**What to produce**
Count how many lines have the word "Kennock" in them. Reply with that number by itself.

**Material supplied**
------------------------

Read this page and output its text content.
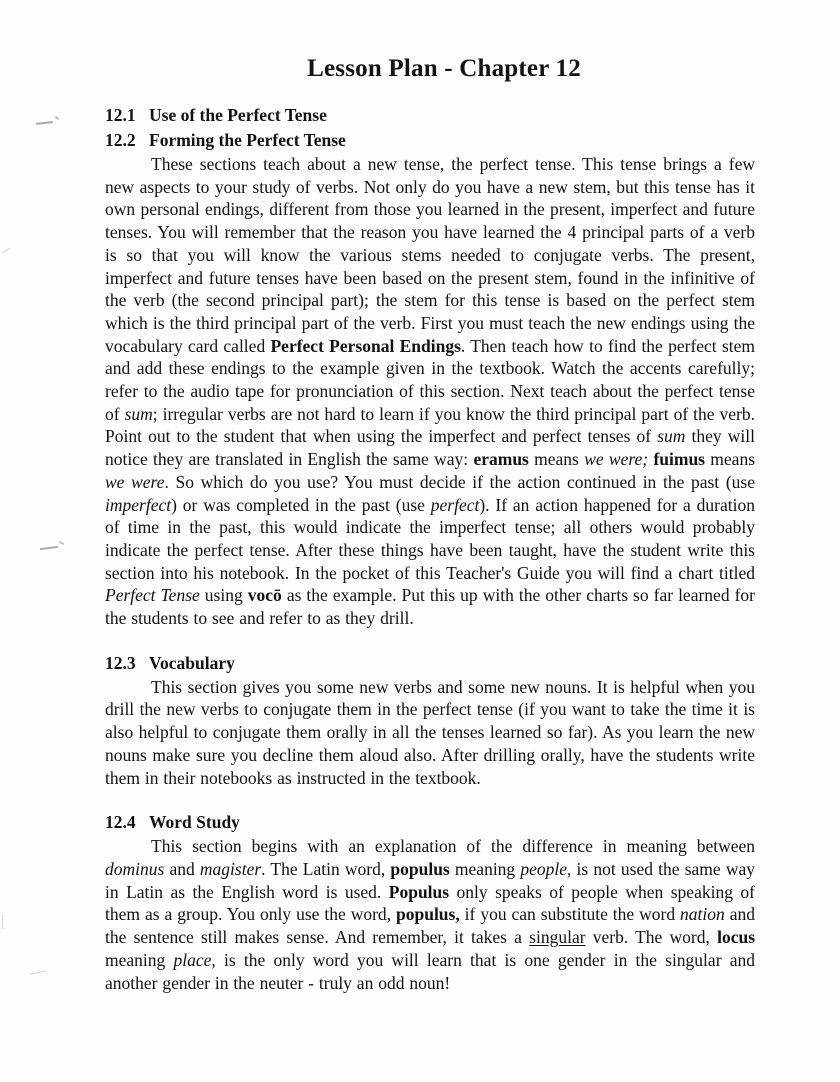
Lesson Plan - Chapter 12
12.1 Use of the Perfect Tense
12.2 Forming the Perfect Tense

These sections teach about a new tense, the perfect tense. This tense brings a few new aspects to your study of verbs. Not only do you have a new stem, but this tense has it own personal endings, different from those you learned in the present, imperfect and future tenses. You will remember that the reason you have learned the 4 principal parts of a verb is so that you will know the various stems needed to conjugate verbs. The present, imperfect and future tenses have been based on the present stem, found in the infinitive of the verb (the second principal part); the stem for this tense is based on the perfect stem which is the third principal part of the verb. First you must teach the new endings using the vocabulary card called Perfect Personal Endings. Then teach how to find the perfect stem and add these endings to the example given in the textbook. Watch the accents carefully; refer to the audio tape for pronunciation of this section. Next teach about the perfect tense of sum; irregular verbs are not hard to learn if you know the third principal part of the verb. Point out to the student that when using the imperfect and perfect tenses of sum they will notice they are translated in English the same way: eramus means we were; fuimus means we were. So which do you use? You must decide if the action continued in the past (use imperfect) or was completed in the past (use perfect). If an action happened for a duration of time in the past, this would indicate the imperfect tense; all others would probably indicate the perfect tense. After these things have been taught, have the student write this section into his notebook. In the pocket of this Teacher's Guide you will find a chart titled Perfect Tense using vocō as the example. Put this up with the other charts so far learned for the students to see and refer to as they drill.

12.3 Vocabulary

This section gives you some new verbs and some new nouns. It is helpful when you drill the new verbs to conjugate them in the perfect tense (if you want to take the time it is also helpful to conjugate them orally in all the tenses learned so far). As you learn the new nouns make sure you decline them aloud also. After drilling orally, have the students write them in their notebooks as instructed in the textbook.

12.4 Word Study

This section begins with an explanation of the difference in meaning between dominus and magister. The Latin word, populus meaning people, is not used the same way in Latin as the English word is used. Populus only speaks of people when speaking of them as a group. You only use the word, populus, if you can substitute the word nation and the sentence still makes sense. And remember, it takes a singular verb. The word, locus meaning place, is the only word you will learn that is one gender in the singular and another gender in the neuter - truly an odd noun!
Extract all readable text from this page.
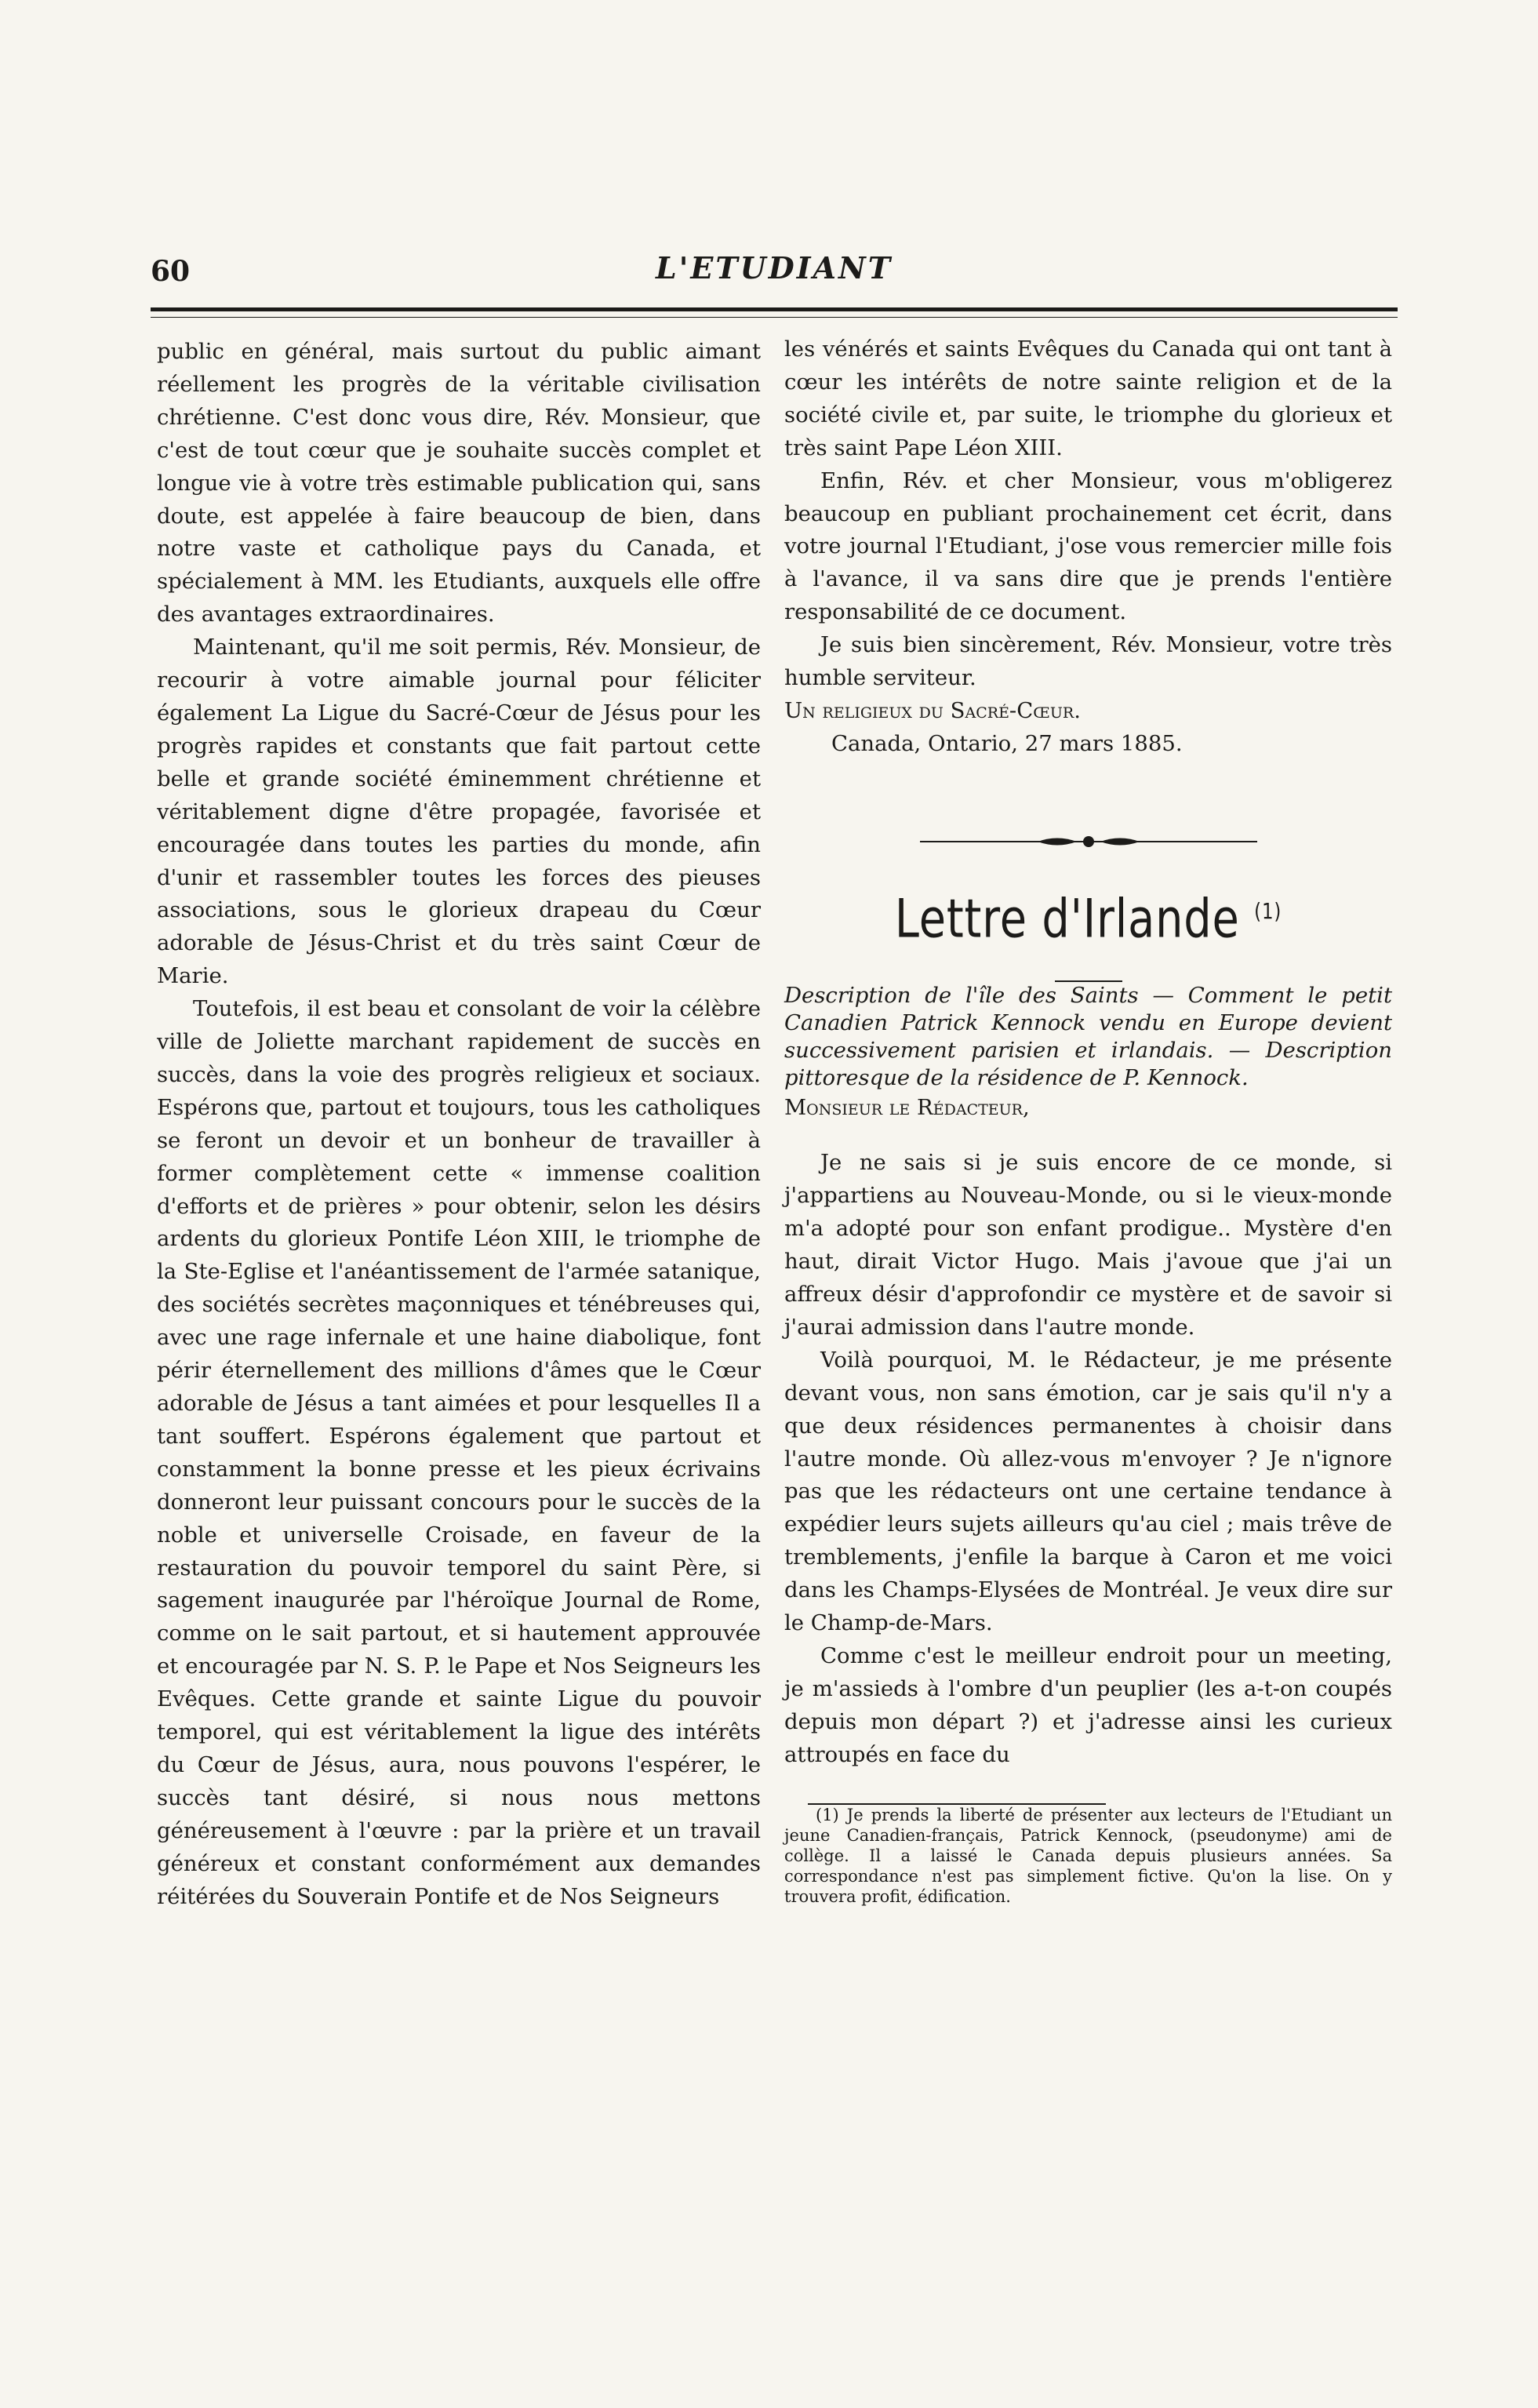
60	L'ETUDIANT

public en général, mais surtout du public aimant réellement les progrès de la véritable civilisation chrétienne. C'est donc vous dire, Rév. Monsieur, que c'est de tout cœur que je souhaite succès complet et longue vie à votre très estimable publication qui, sans doute, est appelée à faire beaucoup de bien, dans notre vaste et catholique pays du Canada, et spécialement à MM. les Etudiants, auxquels elle offre des avantages extraordinaires.

Maintenant, qu'il me soit permis, Rév. Monsieur, de recourir à votre aimable journal pour féliciter également La Ligue du Sacré-Cœur de Jésus pour les progrès rapides et constants que fait partout cette belle et grande société éminemment chrétienne et véritablement digne d'être propagée, favorisée et encouragée dans toutes les parties du monde, afin d'unir et rassembler toutes les forces des pieuses associations, sous le glorieux drapeau du Cœur adorable de Jésus-Christ et du très saint Cœur de Marie.

Toutefois, il est beau et consolant de voir la célèbre ville de Joliette marchant rapidement de succès en succès, dans la voie des progrès religieux et sociaux. Espérons que, partout et toujours, tous les catholiques se feront un devoir et un bonheur de travailler à former complètement cette « immense coalition d'efforts et de prières » pour obtenir, selon les désirs ardents du glorieux Pontife Léon XIII, le triomphe de la Ste-Eglise et l'anéantissement de l'armée satanique, des sociétés secrètes maçonniques et ténébreuses qui, avec une rage infernale et une haine diabolique, font périr éternellement des millions d'âmes que le Cœur adorable de Jésus a tant aimées et pour lesquelles Il a tant souffert. Espérons également que partout et constamment la bonne presse et les pieux écrivains donneront leur puissant concours pour le succès de la noble et universelle Croisade, en faveur de la restauration du pouvoir temporel du saint Père, si sagement inaugurée par l'héroïque Journal de Rome, comme on le sait partout, et si hautement approuvée et encouragée par N. S. P. le Pape et Nos Seigneurs les Evêques. Cette grande et sainte Ligue du pouvoir temporel, qui est véritablement la ligue des intérêts du Cœur de Jésus, aura, nous pouvons l'espérer, le succès tant désiré, si nous nous mettons généreusement à l'œuvre : par la prière et un travail généreux et constant conformément aux demandes réitérées du Souverain Pontife et de Nos Seigneurs

les vénérés et saints Evêques du Canada qui ont tant à cœur les intérêts de notre sainte religion et de la société civile et, par suite, le triomphe du glorieux et très saint Pape Léon XIII.

Enfin, Rév. et cher Monsieur, vous m'obligerez beaucoup en publiant prochainement cet écrit, dans votre journal l'Etudiant, j'ose vous remercier mille fois à l'avance, il va sans dire que je prends l'entière responsabilité de ce document.

Je suis bien sincèrement, Rév. Monsieur, votre très humble serviteur.

Un religieux du Sacré-Cœur.

Canada, Ontario, 27 mars 1885.

Lettre d'Irlande $^{(1)}$

Description de l'île des Saints — Comment le petit Canadien Patrick Kennock vendu en Europe devient successivement parisien et irlandais. — Description pittoresque de la résidence de P. Kennock.

Monsieur le Rédacteur,

Je ne sais si je suis encore de ce monde, si j'appartiens au Nouveau-Monde, ou si le vieux-monde m'a adopté pour son enfant prodigue.. Mystère d'en haut, dirait Victor Hugo. Mais j'avoue que j'ai un affreux désir d'approfondir ce mystère et de savoir si j'aurai admission dans l'autre monde.

Voilà pourquoi, M. le Rédacteur, je me présente devant vous, non sans émotion, car je sais qu'il n'y a que deux résidences permanentes à choisir dans l'autre monde. Où allez-vous m'envoyer ? Je n'ignore pas que les rédacteurs ont une certaine tendance à expédier leurs sujets ailleurs qu'au ciel ; mais trêve de tremblements, j'enfile la barque à Caron et me voici dans les Champs-Elysées de Montréal. Je veux dire sur le Champ-de-Mars.

Comme c'est le meilleur endroit pour un meeting, je m'assieds à l'ombre d'un peuplier (les a-t-on coupés depuis mon départ ?) et j'adresse ainsi les curieux attroupés en face du

(1) Je prends la liberté de présenter aux lecteurs de l'Etudiant un jeune Canadien-français, Patrick Kennock, (pseudonyme) ami de collège. Il a laissé le Canada depuis plusieurs années. Sa correspondance n'est pas simplement fictive. Qu'on la lise. On y trouvera profit, édification.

------------------------

**Exercise response**
2